● STATED PROBLEM:
Reproduce the material verbatim, starting with the line containing "x-axis-label: DATE: [389, 366, 426, 382]" and continuing through the line containing "Find all labels, buttons, inputs, and", both lines included.

● DATA LISTING:
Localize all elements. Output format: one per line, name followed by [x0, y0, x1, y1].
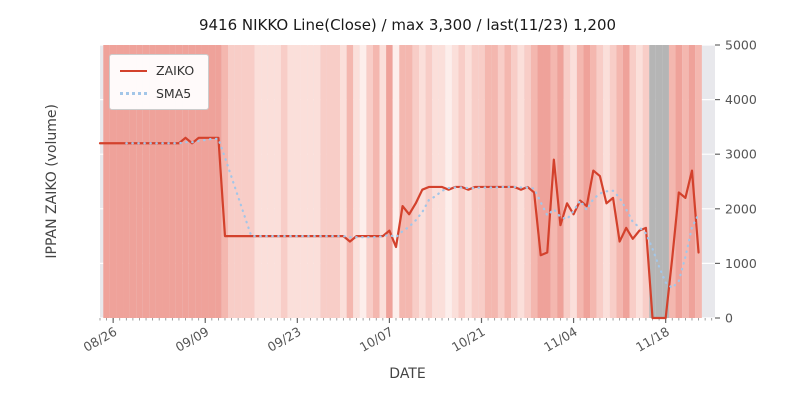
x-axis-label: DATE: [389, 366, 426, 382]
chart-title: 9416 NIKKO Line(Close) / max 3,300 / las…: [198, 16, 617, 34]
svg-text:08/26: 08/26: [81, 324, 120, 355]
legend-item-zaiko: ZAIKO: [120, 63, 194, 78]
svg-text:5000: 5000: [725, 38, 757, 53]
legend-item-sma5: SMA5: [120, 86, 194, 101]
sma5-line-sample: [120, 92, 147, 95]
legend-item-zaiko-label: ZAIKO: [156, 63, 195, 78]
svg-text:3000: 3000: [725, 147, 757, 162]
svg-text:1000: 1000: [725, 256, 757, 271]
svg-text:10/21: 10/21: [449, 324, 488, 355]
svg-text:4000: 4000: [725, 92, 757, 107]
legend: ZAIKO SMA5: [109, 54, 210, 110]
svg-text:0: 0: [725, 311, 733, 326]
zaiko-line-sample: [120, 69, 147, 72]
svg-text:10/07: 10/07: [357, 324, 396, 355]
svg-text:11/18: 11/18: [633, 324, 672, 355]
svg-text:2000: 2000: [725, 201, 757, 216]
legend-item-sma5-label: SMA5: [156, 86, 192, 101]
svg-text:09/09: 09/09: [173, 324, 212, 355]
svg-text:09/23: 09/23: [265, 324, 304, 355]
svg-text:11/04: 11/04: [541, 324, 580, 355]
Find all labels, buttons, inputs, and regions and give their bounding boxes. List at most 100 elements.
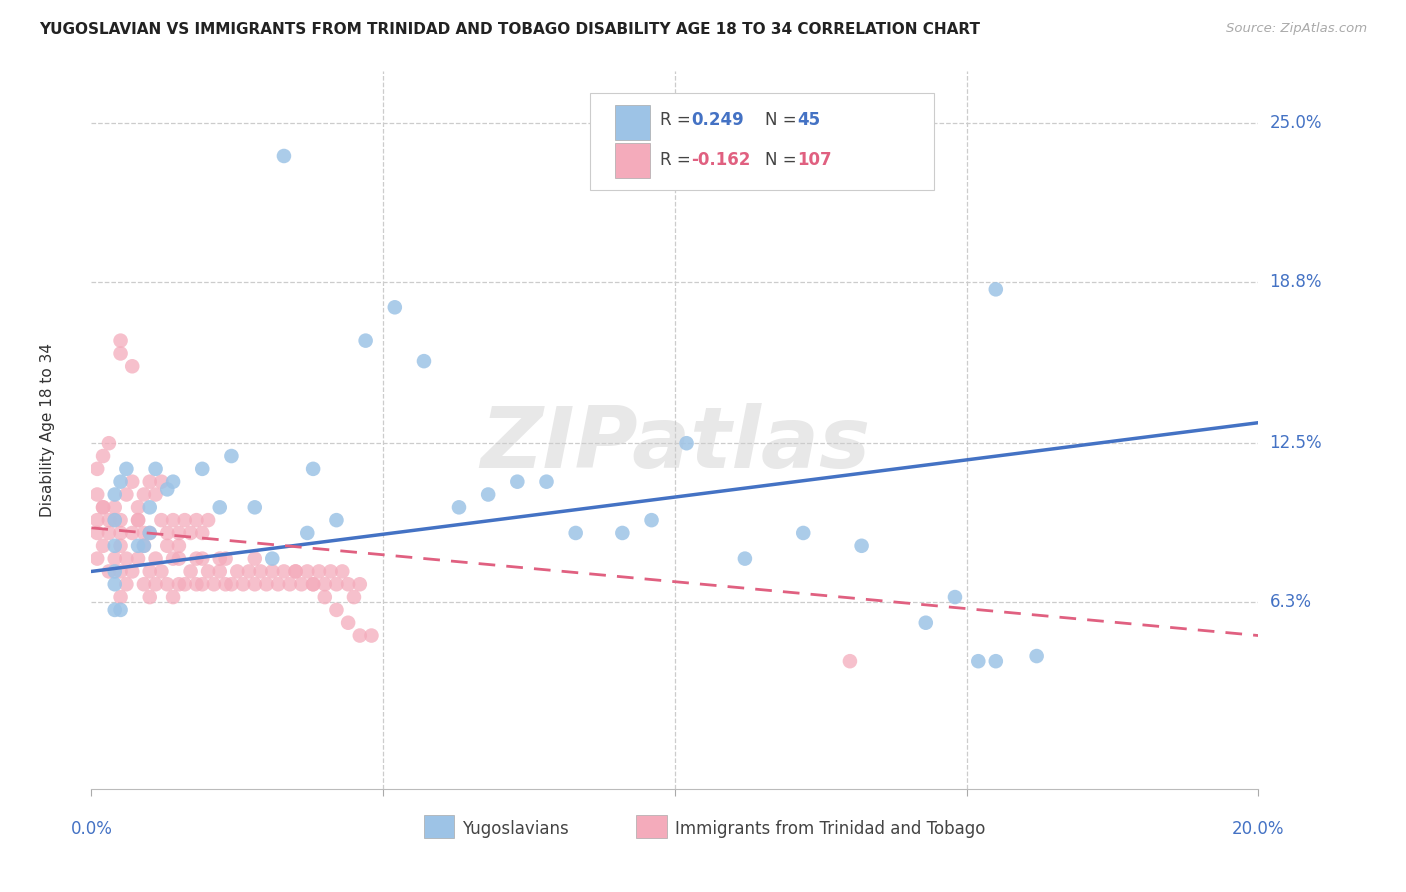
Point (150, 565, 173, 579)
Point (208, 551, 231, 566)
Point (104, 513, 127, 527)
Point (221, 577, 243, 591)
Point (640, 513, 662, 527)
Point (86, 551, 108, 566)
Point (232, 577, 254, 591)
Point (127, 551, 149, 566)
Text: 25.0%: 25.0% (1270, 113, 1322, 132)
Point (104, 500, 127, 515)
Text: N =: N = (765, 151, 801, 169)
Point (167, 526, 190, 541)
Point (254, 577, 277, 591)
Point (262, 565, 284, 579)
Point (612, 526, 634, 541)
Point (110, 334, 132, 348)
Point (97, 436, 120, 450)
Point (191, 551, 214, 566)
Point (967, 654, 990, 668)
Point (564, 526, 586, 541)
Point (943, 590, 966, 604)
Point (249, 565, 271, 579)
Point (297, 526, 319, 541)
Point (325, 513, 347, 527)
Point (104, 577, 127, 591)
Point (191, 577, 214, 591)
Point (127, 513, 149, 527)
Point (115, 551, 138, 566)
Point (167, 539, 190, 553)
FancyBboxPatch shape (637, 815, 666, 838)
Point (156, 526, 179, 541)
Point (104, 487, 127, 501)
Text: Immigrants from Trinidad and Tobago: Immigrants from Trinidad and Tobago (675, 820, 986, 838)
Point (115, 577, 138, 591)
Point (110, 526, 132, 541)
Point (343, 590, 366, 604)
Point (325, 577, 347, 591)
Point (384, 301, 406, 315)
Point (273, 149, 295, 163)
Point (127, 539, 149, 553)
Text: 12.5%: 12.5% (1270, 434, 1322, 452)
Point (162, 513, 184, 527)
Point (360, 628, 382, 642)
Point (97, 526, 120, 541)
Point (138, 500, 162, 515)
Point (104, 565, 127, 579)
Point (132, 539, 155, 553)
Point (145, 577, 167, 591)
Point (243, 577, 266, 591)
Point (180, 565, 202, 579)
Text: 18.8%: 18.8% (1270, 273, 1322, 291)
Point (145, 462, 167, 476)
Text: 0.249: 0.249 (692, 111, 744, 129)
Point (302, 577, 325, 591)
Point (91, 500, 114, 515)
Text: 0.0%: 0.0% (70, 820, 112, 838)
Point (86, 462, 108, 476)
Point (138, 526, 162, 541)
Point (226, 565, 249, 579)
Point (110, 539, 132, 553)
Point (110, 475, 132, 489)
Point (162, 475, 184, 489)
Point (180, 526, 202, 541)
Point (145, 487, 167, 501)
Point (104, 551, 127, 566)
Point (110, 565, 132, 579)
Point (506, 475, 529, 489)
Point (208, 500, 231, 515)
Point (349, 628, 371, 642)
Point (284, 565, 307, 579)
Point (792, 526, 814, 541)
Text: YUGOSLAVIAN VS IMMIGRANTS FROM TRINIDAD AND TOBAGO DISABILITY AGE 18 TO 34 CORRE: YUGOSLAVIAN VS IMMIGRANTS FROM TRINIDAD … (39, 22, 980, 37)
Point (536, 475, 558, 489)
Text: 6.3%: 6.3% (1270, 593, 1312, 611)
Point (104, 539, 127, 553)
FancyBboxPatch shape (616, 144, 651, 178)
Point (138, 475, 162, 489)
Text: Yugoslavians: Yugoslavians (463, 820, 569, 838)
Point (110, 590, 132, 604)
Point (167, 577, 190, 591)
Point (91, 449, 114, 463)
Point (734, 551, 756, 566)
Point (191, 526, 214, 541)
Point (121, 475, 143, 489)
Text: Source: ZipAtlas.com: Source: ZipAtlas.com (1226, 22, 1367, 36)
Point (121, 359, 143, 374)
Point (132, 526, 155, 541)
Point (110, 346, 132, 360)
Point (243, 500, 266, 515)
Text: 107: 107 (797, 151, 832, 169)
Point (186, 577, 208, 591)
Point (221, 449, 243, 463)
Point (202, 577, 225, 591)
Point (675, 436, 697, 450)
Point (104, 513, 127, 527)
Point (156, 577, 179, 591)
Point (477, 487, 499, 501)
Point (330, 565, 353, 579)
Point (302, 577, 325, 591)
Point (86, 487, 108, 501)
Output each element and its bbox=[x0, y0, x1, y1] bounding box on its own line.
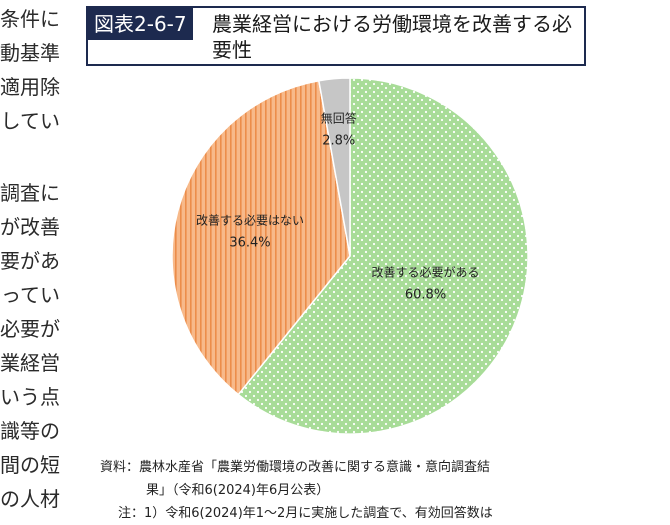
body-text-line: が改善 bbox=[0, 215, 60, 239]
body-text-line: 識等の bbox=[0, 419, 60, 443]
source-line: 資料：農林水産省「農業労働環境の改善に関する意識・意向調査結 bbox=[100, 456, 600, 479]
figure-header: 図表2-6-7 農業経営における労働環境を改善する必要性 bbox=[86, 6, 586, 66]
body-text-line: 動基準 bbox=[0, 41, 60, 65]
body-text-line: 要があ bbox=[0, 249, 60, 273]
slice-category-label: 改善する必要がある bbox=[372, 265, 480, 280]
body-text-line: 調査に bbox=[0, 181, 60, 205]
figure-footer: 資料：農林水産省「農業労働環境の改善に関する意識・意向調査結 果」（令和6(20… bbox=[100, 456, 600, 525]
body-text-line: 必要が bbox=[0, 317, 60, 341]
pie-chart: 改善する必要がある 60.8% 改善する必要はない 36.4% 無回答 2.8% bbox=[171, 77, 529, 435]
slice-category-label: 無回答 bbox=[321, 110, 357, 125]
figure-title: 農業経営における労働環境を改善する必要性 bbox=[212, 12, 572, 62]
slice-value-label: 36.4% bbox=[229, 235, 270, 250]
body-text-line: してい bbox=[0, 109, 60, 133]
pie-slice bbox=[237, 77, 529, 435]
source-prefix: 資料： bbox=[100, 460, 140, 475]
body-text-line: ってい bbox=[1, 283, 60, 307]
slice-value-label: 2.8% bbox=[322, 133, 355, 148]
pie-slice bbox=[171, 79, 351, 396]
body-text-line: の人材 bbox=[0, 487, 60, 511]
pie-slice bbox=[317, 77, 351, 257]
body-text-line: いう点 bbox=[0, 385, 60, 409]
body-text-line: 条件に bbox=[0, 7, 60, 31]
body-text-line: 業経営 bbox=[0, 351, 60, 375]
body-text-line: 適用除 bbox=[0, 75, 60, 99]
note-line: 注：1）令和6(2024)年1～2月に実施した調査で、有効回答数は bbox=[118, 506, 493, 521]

● COMPLETE OUTPUT:
x-axis-label: DATE: [389, 366, 426, 382]
chart-title: 9416 NIKKO Line(Close) / max 3,300 / las…: [198, 16, 617, 34]
svg-text:08/26: 08/26: [81, 324, 120, 355]
legend-item-zaiko: ZAIKO: [120, 63, 194, 78]
svg-text:5000: 5000: [725, 38, 757, 53]
legend-item-sma5: SMA5: [120, 86, 194, 101]
sma5-line-sample: [120, 92, 147, 95]
legend-item-zaiko-label: ZAIKO: [156, 63, 195, 78]
svg-text:3000: 3000: [725, 147, 757, 162]
svg-text:1000: 1000: [725, 256, 757, 271]
svg-text:10/21: 10/21: [449, 324, 488, 355]
svg-text:4000: 4000: [725, 92, 757, 107]
legend: ZAIKO SMA5: [109, 54, 210, 110]
svg-text:0: 0: [725, 311, 733, 326]
zaiko-line-sample: [120, 69, 147, 72]
svg-text:10/07: 10/07: [357, 324, 396, 355]
svg-text:11/18: 11/18: [633, 324, 672, 355]
svg-text:2000: 2000: [725, 201, 757, 216]
legend-item-sma5-label: SMA5: [156, 86, 192, 101]
svg-text:09/09: 09/09: [173, 324, 212, 355]
svg-text:09/23: 09/23: [265, 324, 304, 355]
svg-text:11/04: 11/04: [541, 324, 580, 355]
Find all labels, buttons, inputs, and regions and give their bounding boxes. List at most 100 elements.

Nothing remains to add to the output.